**Krótkie zadanie:** Znajdź poniżej każdy wiersz zawierający ciąg "WebResult" i przepisz go w całości.

**Zapisane dane:**

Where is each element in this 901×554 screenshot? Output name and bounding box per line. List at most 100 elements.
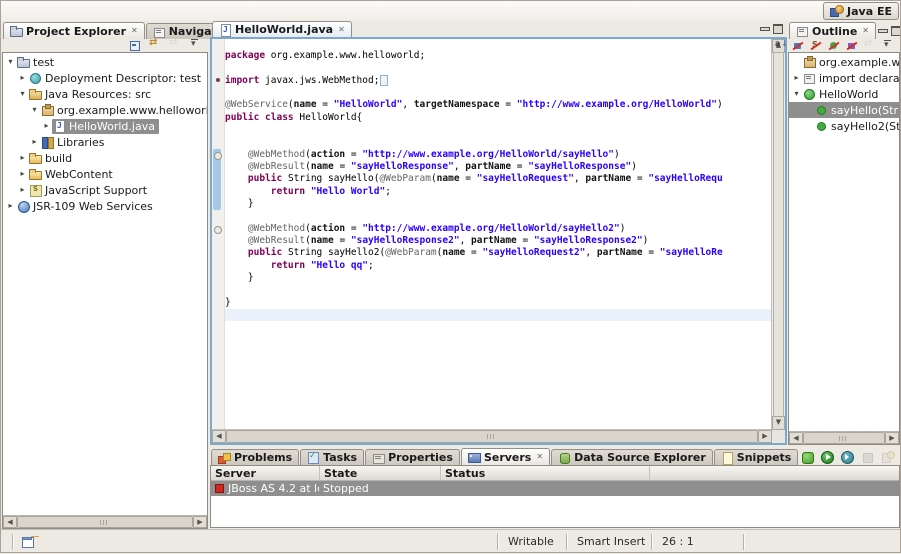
code-line[interactable] — [225, 309, 772, 321]
scroll-left-icon[interactable]: ◀ — [3, 516, 17, 528]
project-explorer-item-build[interactable]: build — [3, 150, 207, 166]
code-line[interactable]: return "Hello qq"; — [225, 260, 772, 272]
project-explorer-item-deployment-descriptor-test[interactable]: Deployment Descriptor: test — [3, 70, 207, 86]
outline-hscroll-thumb[interactable] — [803, 432, 885, 444]
code-line[interactable]: @WebResult(name = "sayHelloResponse2", p… — [225, 235, 772, 247]
code-area[interactable]: package org.example.www.helloworld; impo… — [225, 39, 772, 430]
twistie-icon[interactable] — [5, 54, 16, 70]
bottom-tab-data-source-explorer[interactable]: Data Source Explorer — [551, 449, 713, 465]
fast-view-icon[interactable] — [22, 536, 35, 548]
code-line[interactable]: package org.example.www.helloworld; — [225, 50, 772, 62]
bottom-tab-problems[interactable]: Problems — [211, 449, 299, 465]
column-header-status[interactable]: Status — [441, 466, 650, 480]
start-server-button[interactable] — [820, 450, 835, 463]
scroll-right-icon[interactable]: ▶ — [885, 432, 899, 444]
outline-maximize-icon[interactable] — [891, 26, 901, 36]
project-explorer-item-webcontent[interactable]: WebContent — [3, 166, 207, 182]
twistie-icon[interactable] — [5, 198, 16, 214]
code-line[interactable]: } — [225, 272, 772, 284]
server-row[interactable]: JBoss AS 4.2 at lcStopped — [211, 481, 899, 496]
project-explorer-item-jsr-109-web-services[interactable]: JSR-109 Web Services — [3, 198, 207, 214]
hide-fields-button[interactable] — [792, 39, 805, 52]
bottom-tab-tasks[interactable]: Tasks — [300, 449, 364, 465]
perspective-button-java-ee[interactable]: Java EE — [823, 2, 899, 20]
project-explorer-hscroll-thumb[interactable] — [17, 516, 193, 528]
twistie-icon[interactable] — [29, 134, 40, 150]
outline-item-helloworld[interactable]: HelloWorld — [789, 86, 899, 102]
code-line[interactable]: } — [225, 198, 772, 210]
outline-hscrollbar[interactable]: ◀▶ — [789, 431, 899, 444]
twistie-icon[interactable] — [17, 150, 28, 166]
outline-item-sayhello2-strin[interactable]: sayHello2(Strin — [789, 118, 899, 134]
column-header-server[interactable]: Server — [211, 466, 320, 480]
bottom-tab-properties[interactable]: Properties — [365, 449, 460, 465]
close-icon[interactable] — [338, 26, 345, 34]
code-line[interactable] — [225, 62, 772, 74]
outline-tab-outline[interactable]: Outline — [789, 22, 876, 39]
close-icon[interactable] — [131, 27, 138, 35]
sort-button[interactable] — [774, 39, 787, 52]
hide-non-public-members-button[interactable] — [828, 39, 841, 52]
collapse-all-button[interactable] — [128, 39, 143, 52]
close-icon[interactable] — [862, 27, 869, 35]
outline-item-import-declaratio[interactable]: import declaratio — [789, 70, 899, 86]
twistie-icon[interactable] — [17, 70, 28, 86]
code-line[interactable]: public String sayHello(@WebParam(name = … — [225, 173, 772, 185]
view-menu-button[interactable] — [188, 39, 203, 52]
editor-hscroll-thumb[interactable] — [226, 430, 758, 443]
hide-local-types-button[interactable] — [846, 39, 859, 52]
code-line[interactable]: @WebResult(name = "sayHelloResponse", pa… — [225, 161, 772, 173]
editor-hscrollbar[interactable]: ◀ ▶ — [212, 429, 772, 443]
editor-annotation-ruler[interactable] — [212, 39, 225, 430]
code-line[interactable] — [225, 87, 772, 99]
scroll-right-icon[interactable]: ▶ — [758, 430, 772, 443]
twistie-icon[interactable] — [17, 86, 28, 102]
code-line[interactable] — [225, 124, 772, 136]
project-explorer-tab-project-explorer[interactable]: Project Explorer — [3, 22, 145, 39]
bottom-tab-snippets[interactable]: Snippets — [714, 449, 799, 465]
twistie-icon[interactable] — [791, 86, 802, 102]
project-explorer-item-org-example-www-helloworld[interactable]: org.example.www.helloworld — [3, 102, 207, 118]
twistie-icon[interactable] — [29, 102, 40, 118]
project-explorer-item-helloworld-java[interactable]: HelloWorld.java — [3, 118, 207, 134]
code-line[interactable] — [225, 136, 772, 148]
column-header-state[interactable]: State — [320, 466, 441, 480]
code-line[interactable]: public String sayHello2(@WebParam(name =… — [225, 247, 772, 259]
editor-vscroll-thumb[interactable] — [773, 52, 784, 417]
twistie-icon[interactable] — [17, 182, 28, 198]
hide-static-members-button[interactable] — [810, 39, 823, 52]
twistie-icon[interactable] — [41, 118, 52, 134]
code-line[interactable] — [225, 210, 772, 222]
code-line[interactable]: return "Hello World"; — [225, 186, 772, 198]
scroll-down-icon[interactable]: ▼ — [772, 416, 785, 430]
code-line[interactable]: public class HelloWorld{ — [225, 112, 772, 124]
debug-server-button[interactable] — [800, 450, 815, 463]
project-explorer-item-javascript-support[interactable]: JavaScript Support — [3, 182, 207, 198]
outline-item-sayhello-string[interactable]: sayHello(String — [789, 102, 899, 118]
code-line[interactable]: @WebMethod(action = "http://www.example.… — [225, 149, 772, 161]
project-explorer-item-java-resources-src[interactable]: Java Resources: src — [3, 86, 207, 102]
scroll-left-icon[interactable]: ◀ — [789, 432, 803, 444]
project-explorer-item-test[interactable]: test — [3, 54, 207, 70]
editor-vscrollbar[interactable]: ▲ ▼ — [771, 39, 785, 430]
editor-tab-helloworld-java[interactable]: HelloWorld.java — [212, 21, 352, 37]
editor-minimize-icon[interactable] — [760, 27, 770, 31]
view-menu-button[interactable] — [882, 39, 895, 52]
outline-item-org-example-www[interactable]: org.example.www — [789, 54, 899, 70]
bottom-tab-servers[interactable]: Servers — [461, 448, 550, 465]
scroll-right-icon[interactable]: ▶ — [193, 516, 207, 528]
code-line[interactable]: } — [225, 297, 772, 309]
editor-maximize-icon[interactable] — [773, 24, 783, 34]
close-icon[interactable] — [536, 453, 543, 461]
profile-server-button[interactable] — [840, 450, 855, 463]
twistie-icon[interactable] — [17, 166, 28, 182]
code-line[interactable]: import javax.jws.WebMethod; — [225, 75, 772, 87]
outline-minimize-icon[interactable] — [878, 29, 888, 33]
code-line[interactable] — [225, 284, 772, 296]
project-explorer-item-libraries[interactable]: Libraries — [3, 134, 207, 150]
code-line[interactable]: @WebMethod(action = "http://www.example.… — [225, 223, 772, 235]
project-explorer-hscrollbar[interactable]: ◀▶ — [3, 515, 207, 528]
link-with-editor-button[interactable] — [148, 39, 163, 52]
scroll-left-icon[interactable]: ◀ — [212, 430, 226, 443]
code-line[interactable]: @WebService(name = "HelloWorld", targetN… — [225, 99, 772, 111]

**Pełne rozwiązanie:**
code-line[interactable]: @WebResult(name = "sayHelloResponse2", p… — [225, 235, 772, 247]
code-line[interactable]: @WebResult(name = "sayHelloResponse", pa… — [225, 161, 772, 173]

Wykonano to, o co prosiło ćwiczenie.